**STATED EXERCISE**
Please quote the material exactly, every line of it.

[START OF RECORD LIST]

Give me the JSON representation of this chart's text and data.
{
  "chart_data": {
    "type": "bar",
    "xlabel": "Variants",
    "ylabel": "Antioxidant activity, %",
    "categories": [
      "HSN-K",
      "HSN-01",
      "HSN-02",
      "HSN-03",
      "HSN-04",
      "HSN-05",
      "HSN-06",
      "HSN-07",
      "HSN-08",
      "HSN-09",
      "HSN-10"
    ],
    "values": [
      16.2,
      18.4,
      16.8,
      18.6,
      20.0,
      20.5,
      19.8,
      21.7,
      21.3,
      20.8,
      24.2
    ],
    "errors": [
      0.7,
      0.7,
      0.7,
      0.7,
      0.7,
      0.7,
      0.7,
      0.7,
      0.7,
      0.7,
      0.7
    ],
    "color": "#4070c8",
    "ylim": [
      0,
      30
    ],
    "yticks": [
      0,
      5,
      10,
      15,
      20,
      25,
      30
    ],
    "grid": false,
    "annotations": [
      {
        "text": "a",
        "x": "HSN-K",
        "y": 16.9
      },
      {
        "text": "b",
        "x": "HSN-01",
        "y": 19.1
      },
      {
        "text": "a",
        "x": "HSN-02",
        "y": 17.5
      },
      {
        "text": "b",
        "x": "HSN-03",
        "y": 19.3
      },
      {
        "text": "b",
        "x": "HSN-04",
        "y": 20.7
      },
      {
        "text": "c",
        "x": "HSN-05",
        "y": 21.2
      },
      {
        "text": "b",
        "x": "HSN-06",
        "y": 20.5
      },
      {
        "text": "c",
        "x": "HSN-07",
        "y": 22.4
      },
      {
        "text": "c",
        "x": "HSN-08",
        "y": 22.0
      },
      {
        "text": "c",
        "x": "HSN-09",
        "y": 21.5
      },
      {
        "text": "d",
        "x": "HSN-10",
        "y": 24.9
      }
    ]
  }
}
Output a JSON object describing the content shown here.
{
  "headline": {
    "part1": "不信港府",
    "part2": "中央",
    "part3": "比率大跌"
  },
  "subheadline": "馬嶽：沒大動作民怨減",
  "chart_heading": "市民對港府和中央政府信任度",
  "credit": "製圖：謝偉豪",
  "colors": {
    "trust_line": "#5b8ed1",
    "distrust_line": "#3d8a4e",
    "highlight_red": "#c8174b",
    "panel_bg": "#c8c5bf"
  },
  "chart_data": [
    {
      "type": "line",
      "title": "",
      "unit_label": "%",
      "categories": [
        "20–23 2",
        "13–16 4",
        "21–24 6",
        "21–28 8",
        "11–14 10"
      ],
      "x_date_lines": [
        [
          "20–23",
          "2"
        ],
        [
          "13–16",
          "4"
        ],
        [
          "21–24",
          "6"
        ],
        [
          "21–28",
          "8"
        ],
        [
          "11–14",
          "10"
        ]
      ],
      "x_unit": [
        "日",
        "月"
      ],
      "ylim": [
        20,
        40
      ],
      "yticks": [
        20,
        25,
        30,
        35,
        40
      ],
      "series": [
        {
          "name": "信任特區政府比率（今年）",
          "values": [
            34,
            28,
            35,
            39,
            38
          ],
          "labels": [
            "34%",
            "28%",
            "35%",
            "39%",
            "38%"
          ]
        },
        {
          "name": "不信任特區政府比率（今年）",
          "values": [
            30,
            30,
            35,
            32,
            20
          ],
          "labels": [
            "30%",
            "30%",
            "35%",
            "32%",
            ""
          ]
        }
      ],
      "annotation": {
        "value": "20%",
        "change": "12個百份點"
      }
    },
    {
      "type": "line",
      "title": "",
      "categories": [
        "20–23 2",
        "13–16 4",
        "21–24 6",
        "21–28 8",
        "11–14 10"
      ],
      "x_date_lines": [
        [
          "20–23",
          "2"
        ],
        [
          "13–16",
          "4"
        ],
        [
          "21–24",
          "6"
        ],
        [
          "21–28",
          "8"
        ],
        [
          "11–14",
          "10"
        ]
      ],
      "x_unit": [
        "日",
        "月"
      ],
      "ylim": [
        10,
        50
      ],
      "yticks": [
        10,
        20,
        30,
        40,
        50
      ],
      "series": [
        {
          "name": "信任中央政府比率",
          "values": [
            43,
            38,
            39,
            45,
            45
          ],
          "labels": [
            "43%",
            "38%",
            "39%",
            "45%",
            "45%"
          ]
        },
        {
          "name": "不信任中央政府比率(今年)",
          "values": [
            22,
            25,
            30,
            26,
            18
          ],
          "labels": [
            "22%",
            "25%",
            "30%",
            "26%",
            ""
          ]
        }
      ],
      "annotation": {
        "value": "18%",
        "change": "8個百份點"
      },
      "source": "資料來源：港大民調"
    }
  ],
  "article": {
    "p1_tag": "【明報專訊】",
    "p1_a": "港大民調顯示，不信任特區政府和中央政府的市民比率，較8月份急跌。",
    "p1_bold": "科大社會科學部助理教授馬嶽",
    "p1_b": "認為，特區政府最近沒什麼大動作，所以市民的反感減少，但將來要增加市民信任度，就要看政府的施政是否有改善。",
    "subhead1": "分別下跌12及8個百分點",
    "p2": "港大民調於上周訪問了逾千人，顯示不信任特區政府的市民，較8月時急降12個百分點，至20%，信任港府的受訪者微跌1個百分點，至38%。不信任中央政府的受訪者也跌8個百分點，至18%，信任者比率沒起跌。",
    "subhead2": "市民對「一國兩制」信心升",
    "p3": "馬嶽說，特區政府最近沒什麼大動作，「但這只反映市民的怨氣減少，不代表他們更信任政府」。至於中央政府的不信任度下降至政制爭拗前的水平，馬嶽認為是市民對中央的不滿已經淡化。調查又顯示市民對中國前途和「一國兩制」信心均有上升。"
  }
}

[END OF RECORD LIST]

**REPLY TO THE TASK**
Give me the JSON representation of this chart's text and data.
{
  "chart_data": {
    "type": "bar",
    "xlabel": "Variants",
    "ylabel": "Antioxidant activity, %",
    "categories": [
      "HSN-K",
      "HSN-01",
      "HSN-02",
      "HSN-03",
      "HSN-04",
      "HSN-05",
      "HSN-06",
      "HSN-07",
      "HSN-08",
      "HSN-09",
      "HSN-10"
    ],
    "values": [
      16.2,
      18.4,
      16.8,
      18.6,
      20.0,
      20.5,
      19.8,
      21.7,
      21.3,
      20.8,
      24.2
    ],
    "errors": [
      0.7,
      0.7,
      0.7,
      0.7,
      0.7,
      0.7,
      0.7,
      0.7,
      0.7,
      0.7,
      0.7
    ],
    "color": "#4070c8",
    "ylim": [
      0,
      30
    ],
    "yticks": [
      0,
      5,
      10,
      15,
      20,
      25,
      30
    ],
    "grid": false,
    "annotations": [
      {
        "text": "a",
        "x": "HSN-K",
        "y": 16.9
      },
      {
        "text": "b",
        "x": "HSN-01",
        "y": 19.1
      },
      {
        "text": "a",
        "x": "HSN-02",
        "y": 17.5
      },
      {
        "text": "b",
        "x": "HSN-03",
        "y": 19.3
      },
      {
        "text": "b",
        "x": "HSN-04",
        "y": 20.7
      },
      {
        "text": "c",
        "x": "HSN-05",
        "y": 21.2
      },
      {
        "text": "b",
        "x": "HSN-06",
        "y": 20.5
      },
      {
        "text": "c",
        "x": "HSN-07",
        "y": 22.4
      },
      {
        "text": "c",
        "x": "HSN-08",
        "y": 22.0
      },
      {
        "text": "c",
        "x": "HSN-09",
        "y": 21.5
      },
      {
        "text": "d",
        "x": "HSN-10",
        "y": 24.9
      }
    ]
  }
}
Output a JSON object describing the content shown here.
{
  "headline": {
    "part1": "不信港府",
    "part2": "中央",
    "part3": "比率大跌"
  },
  "subheadline": "馬嶽：沒大動作民怨減",
  "chart_heading": "市民對港府和中央政府信任度",
  "credit": "製圖：謝偉豪",
  "colors": {
    "trust_line": "#5b8ed1",
    "distrust_line": "#3d8a4e",
    "highlight_red": "#c8174b",
    "panel_bg": "#c8c5bf"
  },
  "chart_data": [
    {
      "type": "line",
      "title": "",
      "unit_label": "%",
      "categories": [
        "20–23 2",
        "13–16 4",
        "21–24 6",
        "21–28 8",
        "11–14 10"
      ],
      "x_date_lines": [
        [
          "20–23",
          "2"
        ],
        [
          "13–16",
          "4"
        ],
        [
          "21–24",
          "6"
        ],
        [
          "21–28",
          "8"
        ],
        [
          "11–14",
          "10"
        ]
      ],
      "x_unit": [
        "日",
        "月"
      ],
      "ylim": [
        20,
        40
      ],
      "yticks": [
        20,
        25,
        30,
        35,
        40
      ],
      "series": [
        {
          "name": "信任特區政府比率（今年）",
          "values": [
            34,
            28,
            35,
            39,
            38
          ],
          "labels": [
            "34%",
            "28%",
            "35%",
            "39%",
            "38%"
          ]
        },
        {
          "name": "不信任特區政府比率（今年）",
          "values": [
            30,
            30,
            35,
            32,
            20
          ],
          "labels": [
            "30%",
            "30%",
            "35%",
            "32%",
            ""
          ]
        }
      ],
      "annotation": {
        "value": "20%",
        "change": "12個百份點"
      }
    },
    {
      "type": "line",
      "title": "",
      "categories": [
        "20–23 2",
        "13–16 4",
        "21–24 6",
        "21–28 8",
        "11–14 10"
      ],
      "x_date_lines": [
        [
          "20–23",
          "2"
        ],
        [
          "13–16",
          "4"
        ],
        [
          "21–24",
          "6"
        ],
        [
          "21–28",
          "8"
        ],
        [
          "11–14",
          "10"
        ]
      ],
      "x_unit": [
        "日",
        "月"
      ],
      "ylim": [
        10,
        50
      ],
      "yticks": [
        10,
        20,
        30,
        40,
        50
      ],
      "series": [
        {
          "name": "信任中央政府比率",
          "values": [
            43,
            38,
            39,
            45,
            45
          ],
          "labels": [
            "43%",
            "38%",
            "39%",
            "45%",
            "45%"
          ]
        },
        {
          "name": "不信任中央政府比率(今年)",
          "values": [
            22,
            25,
            30,
            26,
            18
          ],
          "labels": [
            "22%",
            "25%",
            "30%",
            "26%",
            ""
          ]
        }
      ],
      "annotation": {
        "value": "18%",
        "change": "8個百份點"
      },
      "source": "資料來源：港大民調"
    }
  ],
  "article": {
    "p1_tag": "【明報專訊】",
    "p1_a": "港大民調顯示，不信任特區政府和中央政府的市民比率，較8月份急跌。",
    "p1_bold": "科大社會科學部助理教授馬嶽",
    "p1_b": "認為，特區政府最近沒什麼大動作，所以市民的反感減少，但將來要增加市民信任度，就要看政府的施政是否有改善。",
    "subhead1": "分別下跌12及8個百分點",
    "p2": "港大民調於上周訪問了逾千人，顯示不信任特區政府的市民，較8月時急降12個百分點，至20%，信任港府的受訪者微跌1個百分點，至38%。不信任中央政府的受訪者也跌8個百分點，至18%，信任者比率沒起跌。",
    "subhead2": "市民對「一國兩制」信心升",
    "p3": "馬嶽說，特區政府最近沒什麼大動作，「但這只反映市民的怨氣減少，不代表他們更信任政府」。至於中央政府的不信任度下降至政制爭拗前的水平，馬嶽認為是市民對中央的不滿已經淡化。調查又顯示市民對中國前途和「一國兩制」信心均有上升。"
  }
}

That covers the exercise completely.